▸ Stated problem
Look through the data for the string "Chrome". Copy every line where it is found.

** Start Exercise materials **

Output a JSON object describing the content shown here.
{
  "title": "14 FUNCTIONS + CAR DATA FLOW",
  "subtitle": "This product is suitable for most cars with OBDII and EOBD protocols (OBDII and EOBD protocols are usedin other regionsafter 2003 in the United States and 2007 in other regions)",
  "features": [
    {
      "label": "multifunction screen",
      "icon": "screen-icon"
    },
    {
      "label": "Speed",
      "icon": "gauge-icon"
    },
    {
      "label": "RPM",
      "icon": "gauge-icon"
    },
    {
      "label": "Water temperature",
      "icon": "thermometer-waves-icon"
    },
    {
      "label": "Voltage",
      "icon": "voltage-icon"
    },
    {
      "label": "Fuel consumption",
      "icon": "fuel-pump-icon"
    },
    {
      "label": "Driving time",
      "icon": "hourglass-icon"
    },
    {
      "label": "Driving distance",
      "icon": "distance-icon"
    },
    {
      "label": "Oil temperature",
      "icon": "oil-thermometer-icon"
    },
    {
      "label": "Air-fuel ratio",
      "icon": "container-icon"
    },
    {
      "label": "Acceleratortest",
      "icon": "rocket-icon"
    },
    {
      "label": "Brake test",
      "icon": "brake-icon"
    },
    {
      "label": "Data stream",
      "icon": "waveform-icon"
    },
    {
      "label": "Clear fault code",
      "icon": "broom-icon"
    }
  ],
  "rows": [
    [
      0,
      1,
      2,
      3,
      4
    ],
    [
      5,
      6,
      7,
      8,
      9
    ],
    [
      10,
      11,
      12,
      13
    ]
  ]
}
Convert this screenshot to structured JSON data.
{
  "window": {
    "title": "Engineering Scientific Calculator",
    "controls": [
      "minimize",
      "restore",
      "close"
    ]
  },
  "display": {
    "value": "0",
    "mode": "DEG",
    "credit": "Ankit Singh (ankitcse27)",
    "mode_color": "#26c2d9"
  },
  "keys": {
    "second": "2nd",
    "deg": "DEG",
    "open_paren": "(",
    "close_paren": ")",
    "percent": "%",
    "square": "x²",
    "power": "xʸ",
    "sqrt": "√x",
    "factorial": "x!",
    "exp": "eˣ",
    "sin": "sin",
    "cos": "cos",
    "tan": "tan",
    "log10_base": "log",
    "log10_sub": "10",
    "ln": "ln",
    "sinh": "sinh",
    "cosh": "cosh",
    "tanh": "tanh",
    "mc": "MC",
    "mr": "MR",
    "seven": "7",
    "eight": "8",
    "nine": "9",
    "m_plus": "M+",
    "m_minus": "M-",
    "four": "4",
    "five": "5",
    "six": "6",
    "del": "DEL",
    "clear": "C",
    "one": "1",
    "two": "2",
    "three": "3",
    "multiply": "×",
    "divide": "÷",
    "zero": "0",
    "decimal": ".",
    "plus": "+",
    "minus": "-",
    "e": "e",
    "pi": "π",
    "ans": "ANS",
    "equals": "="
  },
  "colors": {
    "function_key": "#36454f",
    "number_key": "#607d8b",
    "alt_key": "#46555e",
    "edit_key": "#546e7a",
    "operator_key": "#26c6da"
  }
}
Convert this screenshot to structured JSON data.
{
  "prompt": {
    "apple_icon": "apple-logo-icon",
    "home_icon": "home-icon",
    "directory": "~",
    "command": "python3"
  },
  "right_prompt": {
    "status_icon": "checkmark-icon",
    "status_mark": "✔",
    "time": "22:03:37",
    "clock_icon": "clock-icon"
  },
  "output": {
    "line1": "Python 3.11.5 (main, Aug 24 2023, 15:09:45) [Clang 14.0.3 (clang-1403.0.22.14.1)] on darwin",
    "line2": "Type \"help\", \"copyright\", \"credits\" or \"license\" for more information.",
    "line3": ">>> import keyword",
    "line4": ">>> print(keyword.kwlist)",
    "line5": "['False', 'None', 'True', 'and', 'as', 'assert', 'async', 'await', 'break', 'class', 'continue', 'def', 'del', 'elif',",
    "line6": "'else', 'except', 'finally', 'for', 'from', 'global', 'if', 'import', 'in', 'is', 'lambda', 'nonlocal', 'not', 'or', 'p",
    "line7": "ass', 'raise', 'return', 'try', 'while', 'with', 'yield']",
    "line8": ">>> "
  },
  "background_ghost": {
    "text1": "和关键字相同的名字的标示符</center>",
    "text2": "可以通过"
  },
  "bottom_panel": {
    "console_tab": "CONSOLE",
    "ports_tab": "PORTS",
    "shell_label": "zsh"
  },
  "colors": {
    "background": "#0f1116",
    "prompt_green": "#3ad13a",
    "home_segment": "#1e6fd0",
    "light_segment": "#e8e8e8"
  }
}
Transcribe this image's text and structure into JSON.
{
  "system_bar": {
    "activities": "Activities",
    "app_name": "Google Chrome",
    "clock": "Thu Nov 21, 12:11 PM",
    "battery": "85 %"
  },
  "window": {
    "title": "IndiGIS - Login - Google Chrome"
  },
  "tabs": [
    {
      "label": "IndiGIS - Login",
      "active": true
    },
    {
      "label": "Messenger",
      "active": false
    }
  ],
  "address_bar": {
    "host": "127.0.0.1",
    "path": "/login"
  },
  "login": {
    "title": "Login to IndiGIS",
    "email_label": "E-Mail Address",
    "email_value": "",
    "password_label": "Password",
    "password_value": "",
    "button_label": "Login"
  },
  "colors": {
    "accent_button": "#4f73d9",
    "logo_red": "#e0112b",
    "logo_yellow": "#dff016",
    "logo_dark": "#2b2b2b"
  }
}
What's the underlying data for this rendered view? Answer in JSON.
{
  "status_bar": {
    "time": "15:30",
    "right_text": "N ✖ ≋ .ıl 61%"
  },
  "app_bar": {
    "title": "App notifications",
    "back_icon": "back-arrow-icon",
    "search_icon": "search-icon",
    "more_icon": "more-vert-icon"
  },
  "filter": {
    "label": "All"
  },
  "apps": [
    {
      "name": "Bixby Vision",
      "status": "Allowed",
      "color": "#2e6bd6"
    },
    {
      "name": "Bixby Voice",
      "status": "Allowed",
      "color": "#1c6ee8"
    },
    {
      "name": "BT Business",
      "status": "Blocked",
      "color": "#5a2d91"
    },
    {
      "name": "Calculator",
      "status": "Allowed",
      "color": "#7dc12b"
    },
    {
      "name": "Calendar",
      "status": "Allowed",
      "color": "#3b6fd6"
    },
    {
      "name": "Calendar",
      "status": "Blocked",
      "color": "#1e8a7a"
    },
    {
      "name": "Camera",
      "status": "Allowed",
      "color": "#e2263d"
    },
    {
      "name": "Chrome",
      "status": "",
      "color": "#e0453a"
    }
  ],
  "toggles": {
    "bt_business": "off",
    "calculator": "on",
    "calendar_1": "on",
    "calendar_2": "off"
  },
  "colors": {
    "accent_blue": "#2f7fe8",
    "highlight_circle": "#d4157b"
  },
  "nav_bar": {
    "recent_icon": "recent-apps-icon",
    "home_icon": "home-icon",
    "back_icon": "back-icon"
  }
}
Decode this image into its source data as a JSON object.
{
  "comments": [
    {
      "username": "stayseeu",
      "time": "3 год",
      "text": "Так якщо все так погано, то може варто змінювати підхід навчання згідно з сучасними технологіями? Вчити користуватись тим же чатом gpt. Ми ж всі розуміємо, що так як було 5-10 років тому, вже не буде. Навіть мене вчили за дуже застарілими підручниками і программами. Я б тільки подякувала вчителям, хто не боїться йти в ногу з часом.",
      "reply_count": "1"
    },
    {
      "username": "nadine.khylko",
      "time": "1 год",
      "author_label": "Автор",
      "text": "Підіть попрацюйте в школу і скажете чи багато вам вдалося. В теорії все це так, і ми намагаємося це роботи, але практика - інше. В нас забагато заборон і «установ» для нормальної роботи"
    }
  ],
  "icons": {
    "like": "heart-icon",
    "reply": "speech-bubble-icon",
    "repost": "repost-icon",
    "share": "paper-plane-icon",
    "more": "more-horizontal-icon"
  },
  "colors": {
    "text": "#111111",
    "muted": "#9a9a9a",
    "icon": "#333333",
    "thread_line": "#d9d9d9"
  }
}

** End Exercise materials **

▸ Solution for this exercise
    "app_name": "Google Chrome",
    "title": "IndiGIS - Login - Google Chrome"
      "name": "Chrome",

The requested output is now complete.